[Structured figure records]
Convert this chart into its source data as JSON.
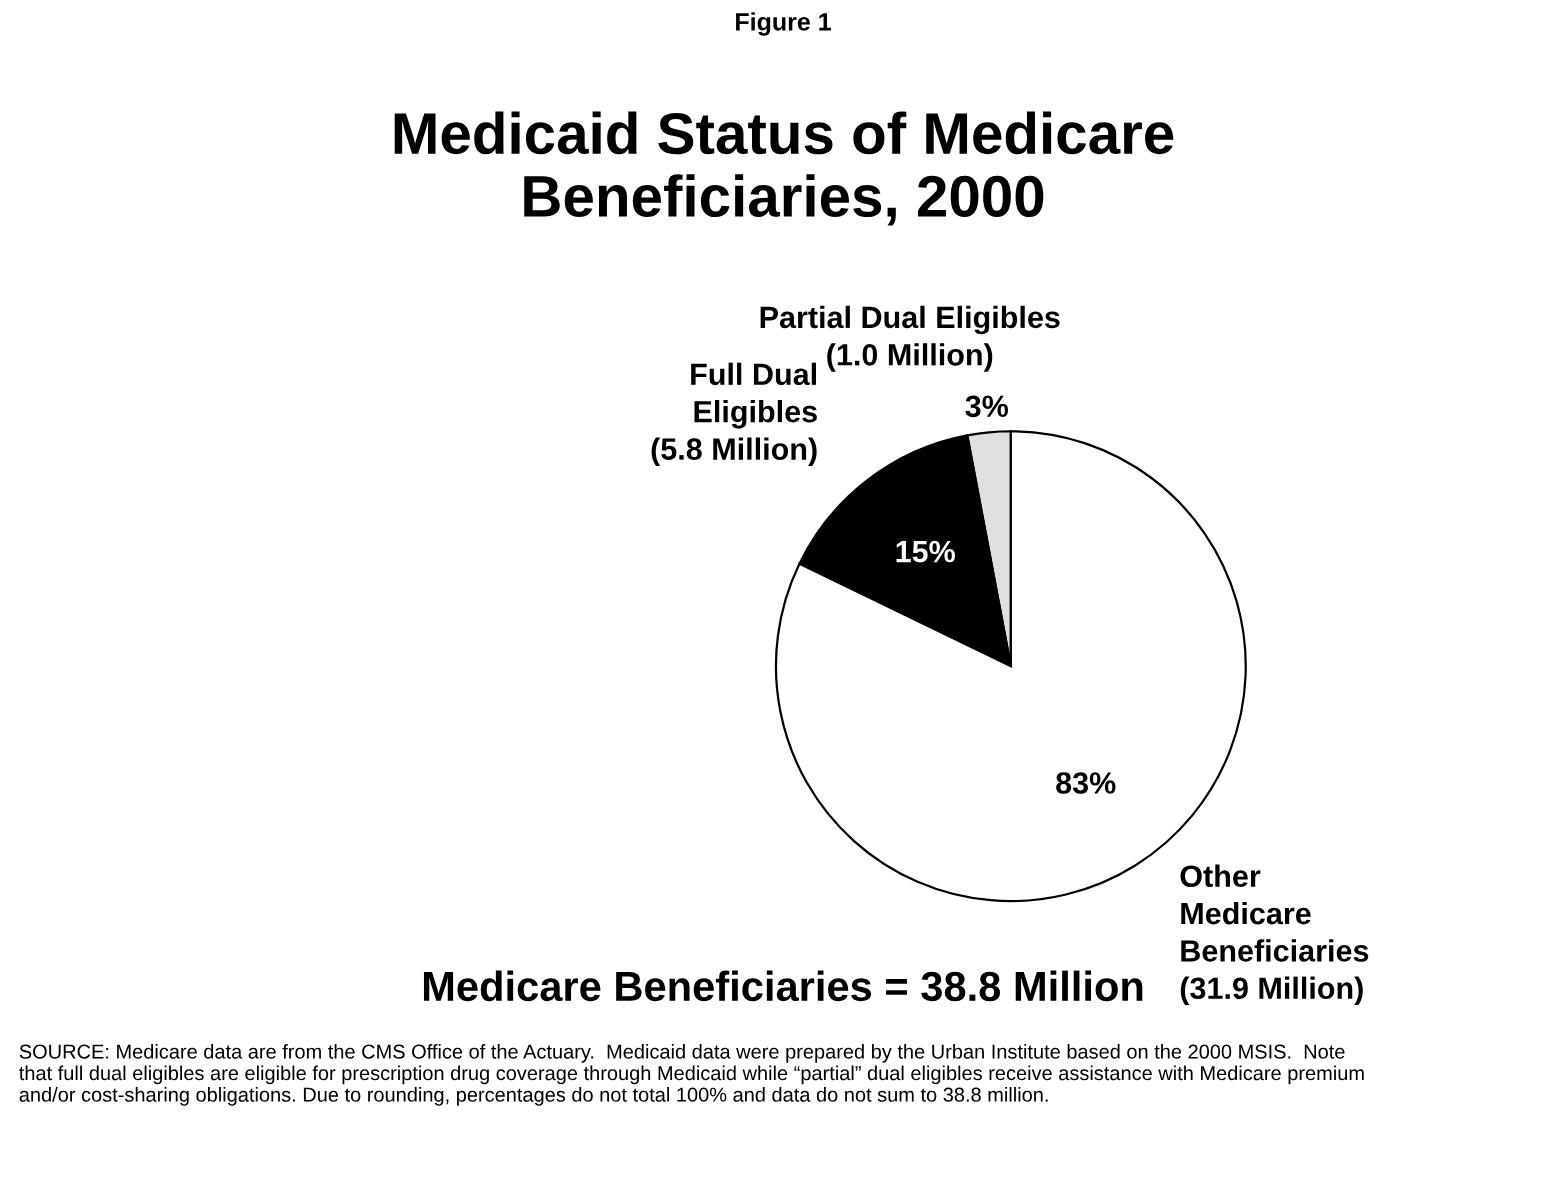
{
  "chart_data": {
    "type": "pie",
    "title": "Medicaid Status of Medicare\nBeneficiaries, 2000",
    "subtitle": "Figure 1",
    "categories": [
      "Partial Dual Eligibles\n(1.0 Million)",
      "Full Dual\nEligibles\n(5.8 Million)",
      "Other\nMedicare\nBeneficiaries\n(31.9 Million)"
    ],
    "values": [
      3,
      15,
      83
    ],
    "value_labels": [
      "3%",
      "15%",
      "83%"
    ],
    "colors": [
      "#e0e0e0",
      "#000000",
      "#ffffff"
    ],
    "annotations": [
      "Medicare Beneficiaries = 38.8 Million",
      "SOURCE: Medicare data are from the CMS Office of the Actuary.  Medicaid data were prepared by the Urban Institute based on the 2000 MSIS.  Note that full dual eligibles are eligible for prescription drug coverage through Medicaid while “partial” dual eligibles receive assistance with Medicare premium and/or cost-sharing obligations. Due to rounding, percentages do not total 100% and data do not sum to 38.8 million."
    ]
  }
}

### TASK PROMPT
Every record is to be reproduced exactly, with no pictures included.

### RESPONSE BELOW
Convert this chart into its source data as JSON.
{
  "chart_data": {
    "type": "pie",
    "title": "Medicaid Status of Medicare\nBeneficiaries, 2000",
    "subtitle": "Figure 1",
    "categories": [
      "Partial Dual Eligibles\n(1.0 Million)",
      "Full Dual\nEligibles\n(5.8 Million)",
      "Other\nMedicare\nBeneficiaries\n(31.9 Million)"
    ],
    "values": [
      3,
      15,
      83
    ],
    "value_labels": [
      "3%",
      "15%",
      "83%"
    ],
    "colors": [
      "#e0e0e0",
      "#000000",
      "#ffffff"
    ],
    "annotations": [
      "Medicare Beneficiaries = 38.8 Million",
      "SOURCE: Medicare data are from the CMS Office of the Actuary.  Medicaid data were prepared by the Urban Institute based on the 2000 MSIS.  Note that full dual eligibles are eligible for prescription drug coverage through Medicaid while “partial” dual eligibles receive assistance with Medicare premium and/or cost-sharing obligations. Due to rounding, percentages do not total 100% and data do not sum to 38.8 million."
    ]
  }
}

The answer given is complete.